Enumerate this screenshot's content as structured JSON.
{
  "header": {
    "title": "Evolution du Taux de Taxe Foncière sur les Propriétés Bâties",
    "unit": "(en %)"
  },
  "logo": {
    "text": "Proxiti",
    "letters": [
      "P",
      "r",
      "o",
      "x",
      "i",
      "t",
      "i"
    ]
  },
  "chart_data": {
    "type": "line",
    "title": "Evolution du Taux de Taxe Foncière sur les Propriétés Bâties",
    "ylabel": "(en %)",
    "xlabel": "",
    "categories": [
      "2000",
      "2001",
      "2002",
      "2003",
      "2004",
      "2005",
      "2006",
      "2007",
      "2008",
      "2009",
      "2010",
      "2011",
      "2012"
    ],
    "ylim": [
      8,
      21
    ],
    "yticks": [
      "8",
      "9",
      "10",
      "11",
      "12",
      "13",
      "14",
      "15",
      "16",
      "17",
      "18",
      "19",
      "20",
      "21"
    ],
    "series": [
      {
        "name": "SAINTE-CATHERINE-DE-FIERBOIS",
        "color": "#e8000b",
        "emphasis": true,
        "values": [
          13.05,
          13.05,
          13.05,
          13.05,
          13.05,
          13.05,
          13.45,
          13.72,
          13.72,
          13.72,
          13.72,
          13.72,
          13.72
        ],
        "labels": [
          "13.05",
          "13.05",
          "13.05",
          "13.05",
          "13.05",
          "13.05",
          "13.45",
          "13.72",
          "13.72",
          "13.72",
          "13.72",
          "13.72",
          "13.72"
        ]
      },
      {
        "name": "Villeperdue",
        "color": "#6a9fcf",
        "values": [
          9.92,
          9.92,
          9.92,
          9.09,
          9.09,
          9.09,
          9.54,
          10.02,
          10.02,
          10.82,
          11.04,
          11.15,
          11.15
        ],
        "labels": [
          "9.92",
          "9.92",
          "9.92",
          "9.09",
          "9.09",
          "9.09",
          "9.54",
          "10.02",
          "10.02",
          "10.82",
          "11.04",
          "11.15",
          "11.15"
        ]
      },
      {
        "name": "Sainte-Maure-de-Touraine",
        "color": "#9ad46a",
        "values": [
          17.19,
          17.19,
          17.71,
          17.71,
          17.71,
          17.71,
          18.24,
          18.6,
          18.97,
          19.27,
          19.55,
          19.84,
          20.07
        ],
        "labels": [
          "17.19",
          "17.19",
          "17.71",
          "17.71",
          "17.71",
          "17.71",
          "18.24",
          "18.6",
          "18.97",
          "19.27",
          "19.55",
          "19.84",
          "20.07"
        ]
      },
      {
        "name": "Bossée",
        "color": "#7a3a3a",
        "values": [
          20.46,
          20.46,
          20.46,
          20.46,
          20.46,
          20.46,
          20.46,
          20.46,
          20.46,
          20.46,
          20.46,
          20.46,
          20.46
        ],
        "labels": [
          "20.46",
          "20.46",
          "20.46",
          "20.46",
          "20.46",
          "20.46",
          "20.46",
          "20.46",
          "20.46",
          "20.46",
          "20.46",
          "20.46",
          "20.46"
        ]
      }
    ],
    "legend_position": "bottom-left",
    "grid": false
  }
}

··········

Problem statement
Please quote every record above exactly as it appears.

Task solution
Enumerate this screenshot's content as structured JSON.
{
  "header": {
    "title": "Evolution du Taux de Taxe Foncière sur les Propriétés Bâties",
    "unit": "(en %)"
  },
  "logo": {
    "text": "Proxiti",
    "letters": [
      "P",
      "r",
      "o",
      "x",
      "i",
      "t",
      "i"
    ]
  },
  "chart_data": {
    "type": "line",
    "title": "Evolution du Taux de Taxe Foncière sur les Propriétés Bâties",
    "ylabel": "(en %)",
    "xlabel": "",
    "categories": [
      "2000",
      "2001",
      "2002",
      "2003",
      "2004",
      "2005",
      "2006",
      "2007",
      "2008",
      "2009",
      "2010",
      "2011",
      "2012"
    ],
    "ylim": [
      8,
      21
    ],
    "yticks": [
      "8",
      "9",
      "10",
      "11",
      "12",
      "13",
      "14",
      "15",
      "16",
      "17",
      "18",
      "19",
      "20",
      "21"
    ],
    "series": [
      {
        "name": "SAINTE-CATHERINE-DE-FIERBOIS",
        "color": "#e8000b",
        "emphasis": true,
        "values": [
          13.05,
          13.05,
          13.05,
          13.05,
          13.05,
          13.05,
          13.45,
          13.72,
          13.72,
          13.72,
          13.72,
          13.72,
          13.72
        ],
        "labels": [
          "13.05",
          "13.05",
          "13.05",
          "13.05",
          "13.05",
          "13.05",
          "13.45",
          "13.72",
          "13.72",
          "13.72",
          "13.72",
          "13.72",
          "13.72"
        ]
      },
      {
        "name": "Villeperdue",
        "color": "#6a9fcf",
        "values": [
          9.92,
          9.92,
          9.92,
          9.09,
          9.09,
          9.09,
          9.54,
          10.02,
          10.02,
          10.82,
          11.04,
          11.15,
          11.15
        ],
        "labels": [
          "9.92",
          "9.92",
          "9.92",
          "9.09",
          "9.09",
          "9.09",
          "9.54",
          "10.02",
          "10.02",
          "10.82",
          "11.04",
          "11.15",
          "11.15"
        ]
      },
      {
        "name": "Sainte-Maure-de-Touraine",
        "color": "#9ad46a",
        "values": [
          17.19,
          17.19,
          17.71,
          17.71,
          17.71,
          17.71,
          18.24,
          18.6,
          18.97,
          19.27,
          19.55,
          19.84,
          20.07
        ],
        "labels": [
          "17.19",
          "17.19",
          "17.71",
          "17.71",
          "17.71",
          "17.71",
          "18.24",
          "18.6",
          "18.97",
          "19.27",
          "19.55",
          "19.84",
          "20.07"
        ]
      },
      {
        "name": "Bossée",
        "color": "#7a3a3a",
        "values": [
          20.46,
          20.46,
          20.46,
          20.46,
          20.46,
          20.46,
          20.46,
          20.46,
          20.46,
          20.46,
          20.46,
          20.46,
          20.46
        ],
        "labels": [
          "20.46",
          "20.46",
          "20.46",
          "20.46",
          "20.46",
          "20.46",
          "20.46",
          "20.46",
          "20.46",
          "20.46",
          "20.46",
          "20.46",
          "20.46"
        ]
      }
    ],
    "legend_position": "bottom-left",
    "grid": false
  }
}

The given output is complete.